┌─ Selected text
What has been your experience with online bibliography and citation managers?

7.8.10

The 215th Street IRT Elevated Subway Station in New York City

An Excerpt from my book of essays Things I Probably Shouldn't Have Said (And Other Faux Pas): 
Exploring the stations along the IRT Broadway line in the Northern tip of Manhattan and the Bronx, Greig Roselli's mind wanders.
The station entrance to the 215th street IRT elevated subway station in New York City.
Entrance to the 215th Street Elevated IRT Station in New York
     The Harlem River swallows five Manhattan city blocks. The streets are numbered up to 220th on the mainland of Manhattan, but in Marble Hill, across the Broadway Bridge, the numbers begin at 225th street, as if the river itself is a five block wide gape. I like to think of it that way, anyway; on a map, the river looks like a bluish slab of concrete anyway; or maybe there was a 222nd street in Manhattan - if there was, I wonder what it was like? Did they have bodegas and subway stations? As for 221st, 223rd, and 224th, they are gone too - kinda repositioned into some region of the Bronx or even Queens, but here in Inwood, peering over the expanse, the blocks have vanished. Maybe the civic designers marked the streets this way to note the transient nature of the island's geography. Streets that are marked now may not exist in the future, the shift of the river, or global warming climate changes, change the nature of the landscape. New York City will not be the same geographically in 2100, as it is today. Lower Manhattan, according to an exhibit, Rising Currents, currently on display at MoMA this summer, will be akin to Venice, sans the gondolas.
    My mind is on permanence and transience, as I wander the northern part of Inwood.
    The local 1 train veers off of Broadway and follows 10th avenue in Inwood.
    The els are menacingly loud. New Yorkers travel these rumbling god-trains; their appearance is a swift apparition of noise and wind. A South Ferry Bound train rumbles above of me as I walk along the tenth avenue to get a clandestine peek at the Transit Authority train yards that lie to the East of Inwood. Condominium towers lie in the Distant Bronx. From here, you can see how thin the northern tip of Manhattan island really is.
Subway Train Yard in Manhattan
  A buxom blonde woman guards the train yard gate. She catches me snapping pictures. I am surprised how politely she asks me to stop. "Sir, you can't take pictures of the trains. It's illegal." I am - for a moment - afraid a more buxom employee will appear from behind the grill and confiscate my camera, so I tuck it neatly into my pants pocket and walk on, disappointed that I cannot continue to peer into the sinuous rills of the train yard. Sometimes when I am among the tracks of mass transit, I become giddy. I am not the only one. Just last night, I was riding the Pelham Bay local towards my Queens-bound transfer on the R train. A man and his son were sitting near me and I was amused by the son, who was obviously visiting New York, because in the midst of their conversation he cries, "I love the subway." He got up from his seat and started to almost skip down the train aisle, but his father grabbed him and told him to sit down. He was greatly amused by the mechanics of the journey, repeating the words of the conductor to his father, and lovingly looking out the window into the subterranean blackness of the underground.
└─
┌─ Supplied data
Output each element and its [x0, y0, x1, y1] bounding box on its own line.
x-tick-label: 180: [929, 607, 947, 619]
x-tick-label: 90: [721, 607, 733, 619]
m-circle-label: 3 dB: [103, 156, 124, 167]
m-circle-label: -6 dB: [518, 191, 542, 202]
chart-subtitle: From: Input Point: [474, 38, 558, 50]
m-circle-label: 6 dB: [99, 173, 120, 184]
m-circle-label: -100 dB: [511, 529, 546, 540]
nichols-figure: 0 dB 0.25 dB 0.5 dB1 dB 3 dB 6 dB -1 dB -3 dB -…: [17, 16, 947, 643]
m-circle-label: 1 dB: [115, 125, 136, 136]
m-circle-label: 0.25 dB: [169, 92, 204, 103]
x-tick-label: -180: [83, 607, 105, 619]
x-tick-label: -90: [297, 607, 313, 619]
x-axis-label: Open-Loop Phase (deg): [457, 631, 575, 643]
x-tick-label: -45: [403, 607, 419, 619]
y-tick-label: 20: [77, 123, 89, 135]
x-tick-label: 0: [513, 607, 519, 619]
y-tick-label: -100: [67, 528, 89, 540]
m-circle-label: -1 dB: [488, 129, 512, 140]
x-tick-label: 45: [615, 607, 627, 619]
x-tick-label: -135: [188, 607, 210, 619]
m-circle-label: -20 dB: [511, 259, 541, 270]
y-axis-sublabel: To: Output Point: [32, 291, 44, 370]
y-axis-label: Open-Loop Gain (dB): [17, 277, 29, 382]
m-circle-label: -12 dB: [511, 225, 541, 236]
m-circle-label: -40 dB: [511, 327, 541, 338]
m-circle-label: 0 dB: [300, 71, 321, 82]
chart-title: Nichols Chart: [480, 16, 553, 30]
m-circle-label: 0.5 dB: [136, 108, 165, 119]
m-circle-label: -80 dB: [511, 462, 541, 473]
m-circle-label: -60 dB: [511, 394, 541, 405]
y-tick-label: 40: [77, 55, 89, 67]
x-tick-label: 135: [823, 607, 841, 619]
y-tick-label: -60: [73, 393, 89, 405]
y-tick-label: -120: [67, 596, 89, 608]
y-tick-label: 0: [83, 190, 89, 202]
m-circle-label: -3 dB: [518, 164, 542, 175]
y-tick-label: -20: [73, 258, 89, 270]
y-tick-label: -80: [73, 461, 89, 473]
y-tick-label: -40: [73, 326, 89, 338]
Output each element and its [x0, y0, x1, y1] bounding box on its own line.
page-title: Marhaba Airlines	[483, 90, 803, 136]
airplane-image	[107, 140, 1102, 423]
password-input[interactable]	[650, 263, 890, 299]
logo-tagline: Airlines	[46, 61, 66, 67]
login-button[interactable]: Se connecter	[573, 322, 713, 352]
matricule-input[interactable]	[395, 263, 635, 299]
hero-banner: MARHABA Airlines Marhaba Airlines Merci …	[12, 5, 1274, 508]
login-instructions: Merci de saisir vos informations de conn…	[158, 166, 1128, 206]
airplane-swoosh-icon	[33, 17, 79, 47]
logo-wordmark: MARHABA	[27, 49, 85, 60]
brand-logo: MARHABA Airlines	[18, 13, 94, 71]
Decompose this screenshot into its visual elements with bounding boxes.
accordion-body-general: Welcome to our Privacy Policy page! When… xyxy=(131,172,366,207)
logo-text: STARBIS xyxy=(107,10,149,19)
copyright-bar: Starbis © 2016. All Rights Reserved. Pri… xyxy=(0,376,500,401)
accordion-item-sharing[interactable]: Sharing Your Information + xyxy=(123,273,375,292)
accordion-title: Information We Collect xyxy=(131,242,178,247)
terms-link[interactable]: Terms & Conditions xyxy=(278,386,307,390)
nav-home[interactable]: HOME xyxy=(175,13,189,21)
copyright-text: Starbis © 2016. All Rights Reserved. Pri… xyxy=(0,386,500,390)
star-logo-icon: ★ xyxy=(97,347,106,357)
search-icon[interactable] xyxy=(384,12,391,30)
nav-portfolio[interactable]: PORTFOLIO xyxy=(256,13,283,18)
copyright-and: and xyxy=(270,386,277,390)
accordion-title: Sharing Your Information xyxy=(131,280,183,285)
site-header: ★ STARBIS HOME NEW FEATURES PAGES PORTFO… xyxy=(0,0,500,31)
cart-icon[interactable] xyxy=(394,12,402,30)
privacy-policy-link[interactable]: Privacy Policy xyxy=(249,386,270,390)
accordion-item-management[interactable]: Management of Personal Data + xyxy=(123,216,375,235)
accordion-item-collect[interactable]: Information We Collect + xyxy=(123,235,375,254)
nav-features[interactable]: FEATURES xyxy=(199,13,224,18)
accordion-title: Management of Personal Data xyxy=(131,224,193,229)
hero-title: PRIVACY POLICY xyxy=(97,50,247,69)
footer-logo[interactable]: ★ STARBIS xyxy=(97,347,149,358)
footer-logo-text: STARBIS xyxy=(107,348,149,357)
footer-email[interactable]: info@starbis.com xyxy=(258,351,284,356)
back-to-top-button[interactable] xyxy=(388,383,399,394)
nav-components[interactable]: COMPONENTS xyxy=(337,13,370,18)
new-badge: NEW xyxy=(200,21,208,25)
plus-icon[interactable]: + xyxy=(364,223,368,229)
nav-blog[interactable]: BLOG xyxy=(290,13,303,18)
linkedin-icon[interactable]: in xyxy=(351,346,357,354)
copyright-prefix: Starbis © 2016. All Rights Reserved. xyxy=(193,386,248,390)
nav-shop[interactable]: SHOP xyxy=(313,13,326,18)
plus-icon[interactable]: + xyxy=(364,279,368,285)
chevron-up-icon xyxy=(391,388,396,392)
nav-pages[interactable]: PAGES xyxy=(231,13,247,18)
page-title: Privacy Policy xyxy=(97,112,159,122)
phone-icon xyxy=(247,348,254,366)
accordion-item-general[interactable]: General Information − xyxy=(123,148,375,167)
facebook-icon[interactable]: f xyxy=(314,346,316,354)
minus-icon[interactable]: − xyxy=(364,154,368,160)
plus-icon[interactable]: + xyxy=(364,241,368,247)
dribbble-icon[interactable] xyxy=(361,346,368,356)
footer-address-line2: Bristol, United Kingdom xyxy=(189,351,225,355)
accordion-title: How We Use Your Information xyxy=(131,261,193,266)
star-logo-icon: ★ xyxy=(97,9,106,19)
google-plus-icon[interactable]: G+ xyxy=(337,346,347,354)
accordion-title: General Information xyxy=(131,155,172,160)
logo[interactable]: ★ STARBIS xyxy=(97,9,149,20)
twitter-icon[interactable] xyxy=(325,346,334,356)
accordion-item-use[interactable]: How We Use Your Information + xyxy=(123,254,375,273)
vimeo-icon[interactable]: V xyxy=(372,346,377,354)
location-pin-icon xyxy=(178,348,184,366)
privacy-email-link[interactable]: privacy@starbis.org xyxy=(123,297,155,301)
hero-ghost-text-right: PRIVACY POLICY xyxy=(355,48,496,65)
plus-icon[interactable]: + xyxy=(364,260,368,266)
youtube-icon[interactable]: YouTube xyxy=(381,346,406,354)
└─
→ What to work on: Write out the part of the subway station essay that opens with the words containing "An Excerpt from" and closes with "New York City.". The records have nothing to do with the subway station essay.

→ Written answer:
An Excerpt from my book of essays Things I Probably Shouldn't Have Said (And Other Faux Pas): 
Exploring the stations along the IRT Broadway line in the Northern tip of Manhattan and the Bronx, Greig Roselli's mind wanders.
The station entrance to the 215th street IRT elevated subway station in New York City.